Your task is to output the data exactly as it stands.

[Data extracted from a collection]
↓

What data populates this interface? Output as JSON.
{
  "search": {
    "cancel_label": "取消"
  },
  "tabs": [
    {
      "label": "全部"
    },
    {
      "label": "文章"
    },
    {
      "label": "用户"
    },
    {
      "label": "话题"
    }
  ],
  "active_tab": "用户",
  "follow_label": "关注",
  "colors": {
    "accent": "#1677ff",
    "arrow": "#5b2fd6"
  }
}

↑

| Output |
What data populates this interface? Output as JSON.
{
  "search": {
    "cancel_label": "取消"
  },
  "tabs": [
    {
      "label": "全部"
    },
    {
      "label": "文章"
    },
    {
      "label": "用户"
    },
    {
      "label": "话题"
    }
  ],
  "active_tab": "用户",
  "follow_label": "关注",
  "colors": {
    "accent": "#1677ff",
    "arrow": "#5b2fd6"
  }
}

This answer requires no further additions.